Extracted data:
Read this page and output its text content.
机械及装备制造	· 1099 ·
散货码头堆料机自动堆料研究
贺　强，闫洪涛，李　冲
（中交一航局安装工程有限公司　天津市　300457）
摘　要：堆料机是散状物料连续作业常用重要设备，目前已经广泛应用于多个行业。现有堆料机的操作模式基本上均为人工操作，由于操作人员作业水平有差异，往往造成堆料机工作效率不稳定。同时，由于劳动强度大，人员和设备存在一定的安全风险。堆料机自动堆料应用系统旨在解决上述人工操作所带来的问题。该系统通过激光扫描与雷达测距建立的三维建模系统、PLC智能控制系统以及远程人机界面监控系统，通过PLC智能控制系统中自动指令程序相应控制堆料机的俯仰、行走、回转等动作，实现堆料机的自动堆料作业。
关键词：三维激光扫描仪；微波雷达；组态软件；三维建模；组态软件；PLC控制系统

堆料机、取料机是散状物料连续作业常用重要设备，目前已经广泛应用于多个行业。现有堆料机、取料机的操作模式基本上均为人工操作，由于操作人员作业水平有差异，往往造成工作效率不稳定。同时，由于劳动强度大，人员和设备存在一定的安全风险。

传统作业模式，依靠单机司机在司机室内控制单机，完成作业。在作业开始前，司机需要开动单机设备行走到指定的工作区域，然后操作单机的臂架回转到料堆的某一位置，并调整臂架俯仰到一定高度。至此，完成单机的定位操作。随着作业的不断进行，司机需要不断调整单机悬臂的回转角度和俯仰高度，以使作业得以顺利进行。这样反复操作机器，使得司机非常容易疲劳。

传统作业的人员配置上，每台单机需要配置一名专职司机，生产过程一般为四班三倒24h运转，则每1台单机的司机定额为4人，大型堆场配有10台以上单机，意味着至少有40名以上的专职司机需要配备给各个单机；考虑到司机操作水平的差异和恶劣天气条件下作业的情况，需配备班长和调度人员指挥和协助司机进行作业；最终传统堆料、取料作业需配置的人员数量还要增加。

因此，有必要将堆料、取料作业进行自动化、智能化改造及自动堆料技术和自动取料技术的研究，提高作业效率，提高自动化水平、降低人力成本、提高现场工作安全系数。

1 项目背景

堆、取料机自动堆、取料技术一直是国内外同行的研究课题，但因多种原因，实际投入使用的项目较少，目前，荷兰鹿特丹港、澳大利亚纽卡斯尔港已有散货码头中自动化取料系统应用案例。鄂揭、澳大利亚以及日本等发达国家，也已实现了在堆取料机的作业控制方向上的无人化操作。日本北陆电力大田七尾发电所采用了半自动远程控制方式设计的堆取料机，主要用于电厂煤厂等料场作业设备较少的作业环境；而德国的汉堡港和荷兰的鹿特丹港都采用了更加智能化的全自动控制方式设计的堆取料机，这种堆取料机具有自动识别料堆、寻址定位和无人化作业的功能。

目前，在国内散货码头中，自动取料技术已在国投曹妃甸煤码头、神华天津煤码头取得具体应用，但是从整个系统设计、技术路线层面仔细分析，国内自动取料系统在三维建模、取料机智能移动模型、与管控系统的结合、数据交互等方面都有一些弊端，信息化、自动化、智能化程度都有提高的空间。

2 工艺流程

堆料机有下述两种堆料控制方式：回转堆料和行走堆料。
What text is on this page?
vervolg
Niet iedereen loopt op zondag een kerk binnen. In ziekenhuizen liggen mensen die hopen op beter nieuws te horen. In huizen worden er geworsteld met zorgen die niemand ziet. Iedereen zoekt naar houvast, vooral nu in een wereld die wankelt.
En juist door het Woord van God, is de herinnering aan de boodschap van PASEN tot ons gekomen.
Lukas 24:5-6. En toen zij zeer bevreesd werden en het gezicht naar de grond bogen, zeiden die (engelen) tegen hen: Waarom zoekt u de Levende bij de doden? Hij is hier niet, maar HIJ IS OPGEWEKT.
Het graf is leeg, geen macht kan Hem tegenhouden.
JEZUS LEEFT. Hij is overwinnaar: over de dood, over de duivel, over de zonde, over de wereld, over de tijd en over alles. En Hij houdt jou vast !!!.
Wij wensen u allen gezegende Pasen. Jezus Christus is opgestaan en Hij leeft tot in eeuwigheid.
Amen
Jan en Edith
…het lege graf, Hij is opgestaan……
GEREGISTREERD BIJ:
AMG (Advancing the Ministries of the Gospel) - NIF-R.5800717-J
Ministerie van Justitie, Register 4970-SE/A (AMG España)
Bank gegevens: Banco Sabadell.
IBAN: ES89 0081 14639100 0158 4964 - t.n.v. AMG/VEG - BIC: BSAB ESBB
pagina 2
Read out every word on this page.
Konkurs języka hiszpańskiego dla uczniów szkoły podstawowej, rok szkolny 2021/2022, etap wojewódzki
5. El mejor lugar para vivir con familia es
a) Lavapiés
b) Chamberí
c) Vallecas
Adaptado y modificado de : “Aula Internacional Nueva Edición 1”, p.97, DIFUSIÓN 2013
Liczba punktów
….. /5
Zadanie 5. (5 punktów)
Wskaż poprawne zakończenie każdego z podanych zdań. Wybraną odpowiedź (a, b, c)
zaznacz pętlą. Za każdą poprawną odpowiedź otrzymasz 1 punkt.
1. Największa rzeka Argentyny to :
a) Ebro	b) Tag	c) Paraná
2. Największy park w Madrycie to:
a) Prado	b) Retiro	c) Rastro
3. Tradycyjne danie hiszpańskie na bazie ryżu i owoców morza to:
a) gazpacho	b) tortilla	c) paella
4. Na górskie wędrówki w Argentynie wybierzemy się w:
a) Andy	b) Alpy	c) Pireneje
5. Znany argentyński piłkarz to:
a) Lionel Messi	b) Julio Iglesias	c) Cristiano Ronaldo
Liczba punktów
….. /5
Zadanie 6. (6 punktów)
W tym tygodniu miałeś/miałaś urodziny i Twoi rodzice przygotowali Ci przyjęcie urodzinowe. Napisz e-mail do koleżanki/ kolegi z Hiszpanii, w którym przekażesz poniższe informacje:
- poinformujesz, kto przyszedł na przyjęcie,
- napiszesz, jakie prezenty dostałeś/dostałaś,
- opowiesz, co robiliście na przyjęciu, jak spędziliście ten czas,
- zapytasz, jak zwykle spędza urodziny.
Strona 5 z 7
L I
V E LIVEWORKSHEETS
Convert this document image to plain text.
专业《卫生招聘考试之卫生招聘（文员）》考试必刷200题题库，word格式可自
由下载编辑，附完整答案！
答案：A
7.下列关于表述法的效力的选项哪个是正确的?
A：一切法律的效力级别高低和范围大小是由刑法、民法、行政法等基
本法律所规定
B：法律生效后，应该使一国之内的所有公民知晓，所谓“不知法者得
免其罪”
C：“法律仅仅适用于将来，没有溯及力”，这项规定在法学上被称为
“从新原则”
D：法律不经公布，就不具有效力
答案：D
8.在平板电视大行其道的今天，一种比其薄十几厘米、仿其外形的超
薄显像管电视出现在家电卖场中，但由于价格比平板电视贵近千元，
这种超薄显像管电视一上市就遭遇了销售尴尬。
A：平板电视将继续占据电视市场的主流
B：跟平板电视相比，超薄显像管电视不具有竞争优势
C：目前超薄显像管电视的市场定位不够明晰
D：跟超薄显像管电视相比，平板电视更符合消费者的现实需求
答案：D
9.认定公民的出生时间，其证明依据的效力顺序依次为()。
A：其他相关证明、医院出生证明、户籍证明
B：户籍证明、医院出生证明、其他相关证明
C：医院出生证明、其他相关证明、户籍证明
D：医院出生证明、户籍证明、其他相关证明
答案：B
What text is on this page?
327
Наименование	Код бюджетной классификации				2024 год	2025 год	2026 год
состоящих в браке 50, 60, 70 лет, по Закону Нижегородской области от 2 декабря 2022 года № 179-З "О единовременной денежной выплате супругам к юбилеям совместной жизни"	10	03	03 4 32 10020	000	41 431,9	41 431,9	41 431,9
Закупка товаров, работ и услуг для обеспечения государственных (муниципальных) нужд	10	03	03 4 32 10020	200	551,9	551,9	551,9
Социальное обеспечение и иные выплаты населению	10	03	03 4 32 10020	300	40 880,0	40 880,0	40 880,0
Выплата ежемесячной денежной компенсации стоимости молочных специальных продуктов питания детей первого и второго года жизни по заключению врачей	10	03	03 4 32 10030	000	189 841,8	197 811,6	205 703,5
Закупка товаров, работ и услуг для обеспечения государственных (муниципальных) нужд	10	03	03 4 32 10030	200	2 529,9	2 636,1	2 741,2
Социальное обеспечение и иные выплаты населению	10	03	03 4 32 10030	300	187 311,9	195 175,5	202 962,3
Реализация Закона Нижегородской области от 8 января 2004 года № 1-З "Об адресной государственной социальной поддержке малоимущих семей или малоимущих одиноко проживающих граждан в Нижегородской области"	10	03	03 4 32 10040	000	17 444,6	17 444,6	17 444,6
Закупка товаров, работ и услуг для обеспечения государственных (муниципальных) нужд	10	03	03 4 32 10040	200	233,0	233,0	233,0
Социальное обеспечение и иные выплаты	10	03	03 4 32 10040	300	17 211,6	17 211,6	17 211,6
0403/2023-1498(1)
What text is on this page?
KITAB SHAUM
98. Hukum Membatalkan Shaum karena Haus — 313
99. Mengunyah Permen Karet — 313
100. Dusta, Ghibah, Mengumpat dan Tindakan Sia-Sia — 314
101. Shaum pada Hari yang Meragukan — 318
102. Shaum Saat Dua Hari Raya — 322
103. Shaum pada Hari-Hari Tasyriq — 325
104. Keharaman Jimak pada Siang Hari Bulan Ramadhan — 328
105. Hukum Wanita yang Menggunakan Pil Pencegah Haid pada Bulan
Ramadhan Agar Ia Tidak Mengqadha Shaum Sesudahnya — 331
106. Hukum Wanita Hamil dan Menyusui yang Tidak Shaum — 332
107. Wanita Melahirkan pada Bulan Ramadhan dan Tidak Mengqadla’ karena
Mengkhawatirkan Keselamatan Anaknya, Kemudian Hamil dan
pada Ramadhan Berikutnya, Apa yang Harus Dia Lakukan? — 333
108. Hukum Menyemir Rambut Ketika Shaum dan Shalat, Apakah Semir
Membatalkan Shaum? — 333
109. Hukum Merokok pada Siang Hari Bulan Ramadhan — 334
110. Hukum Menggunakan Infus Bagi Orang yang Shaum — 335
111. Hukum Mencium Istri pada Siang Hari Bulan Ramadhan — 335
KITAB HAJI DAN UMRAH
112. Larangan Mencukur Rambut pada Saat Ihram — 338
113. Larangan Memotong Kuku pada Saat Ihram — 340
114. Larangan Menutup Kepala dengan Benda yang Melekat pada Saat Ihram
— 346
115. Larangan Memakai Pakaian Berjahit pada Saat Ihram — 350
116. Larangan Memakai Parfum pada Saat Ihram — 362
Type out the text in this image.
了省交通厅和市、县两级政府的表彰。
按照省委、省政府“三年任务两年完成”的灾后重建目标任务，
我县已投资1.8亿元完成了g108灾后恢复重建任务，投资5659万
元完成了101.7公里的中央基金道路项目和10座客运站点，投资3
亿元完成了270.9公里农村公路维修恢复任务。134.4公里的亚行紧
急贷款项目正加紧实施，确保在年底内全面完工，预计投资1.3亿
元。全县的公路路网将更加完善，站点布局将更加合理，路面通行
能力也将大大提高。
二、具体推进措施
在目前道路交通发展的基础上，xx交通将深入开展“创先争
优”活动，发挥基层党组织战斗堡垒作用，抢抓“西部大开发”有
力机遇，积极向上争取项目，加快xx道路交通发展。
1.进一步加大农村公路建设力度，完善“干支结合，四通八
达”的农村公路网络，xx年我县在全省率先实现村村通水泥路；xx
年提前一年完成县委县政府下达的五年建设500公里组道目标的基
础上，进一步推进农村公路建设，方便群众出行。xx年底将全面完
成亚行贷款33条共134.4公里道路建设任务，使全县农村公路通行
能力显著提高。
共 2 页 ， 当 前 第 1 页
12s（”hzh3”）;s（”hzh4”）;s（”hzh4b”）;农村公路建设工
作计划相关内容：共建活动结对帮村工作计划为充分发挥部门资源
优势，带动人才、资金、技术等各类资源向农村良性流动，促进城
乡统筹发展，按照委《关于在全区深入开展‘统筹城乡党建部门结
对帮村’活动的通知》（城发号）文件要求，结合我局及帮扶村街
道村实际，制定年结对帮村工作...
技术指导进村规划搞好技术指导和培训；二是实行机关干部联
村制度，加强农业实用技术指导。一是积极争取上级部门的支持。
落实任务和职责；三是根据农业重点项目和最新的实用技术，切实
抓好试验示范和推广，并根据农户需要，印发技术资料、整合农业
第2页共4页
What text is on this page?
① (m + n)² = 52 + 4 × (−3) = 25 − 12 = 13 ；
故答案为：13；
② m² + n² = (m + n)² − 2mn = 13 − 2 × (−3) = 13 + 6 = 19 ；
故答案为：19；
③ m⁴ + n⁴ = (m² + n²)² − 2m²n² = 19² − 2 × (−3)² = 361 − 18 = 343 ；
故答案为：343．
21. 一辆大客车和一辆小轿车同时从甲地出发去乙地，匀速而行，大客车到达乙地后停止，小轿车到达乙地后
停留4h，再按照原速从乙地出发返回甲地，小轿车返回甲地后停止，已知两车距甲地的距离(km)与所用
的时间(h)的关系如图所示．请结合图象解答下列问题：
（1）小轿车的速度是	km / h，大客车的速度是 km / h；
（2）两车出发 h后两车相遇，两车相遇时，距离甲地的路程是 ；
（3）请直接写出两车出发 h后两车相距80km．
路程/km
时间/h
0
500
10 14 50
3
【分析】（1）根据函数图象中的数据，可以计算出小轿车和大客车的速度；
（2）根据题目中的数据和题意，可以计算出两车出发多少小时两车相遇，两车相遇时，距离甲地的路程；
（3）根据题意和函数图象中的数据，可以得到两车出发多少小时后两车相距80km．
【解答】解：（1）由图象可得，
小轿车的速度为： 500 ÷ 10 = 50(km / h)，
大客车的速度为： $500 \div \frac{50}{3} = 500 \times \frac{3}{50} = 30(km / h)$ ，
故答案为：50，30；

Requirements: From the entries above, pull out each line that includes "其他相关证明".

Reply to the exercise:
A：其他相关证明、医院出生证明、户籍证明
B：户籍证明、医院出生证明、其他相关证明
C：医院出生证明、其他相关证明、户籍证明
D：医院出生证明、户籍证明、其他相关证明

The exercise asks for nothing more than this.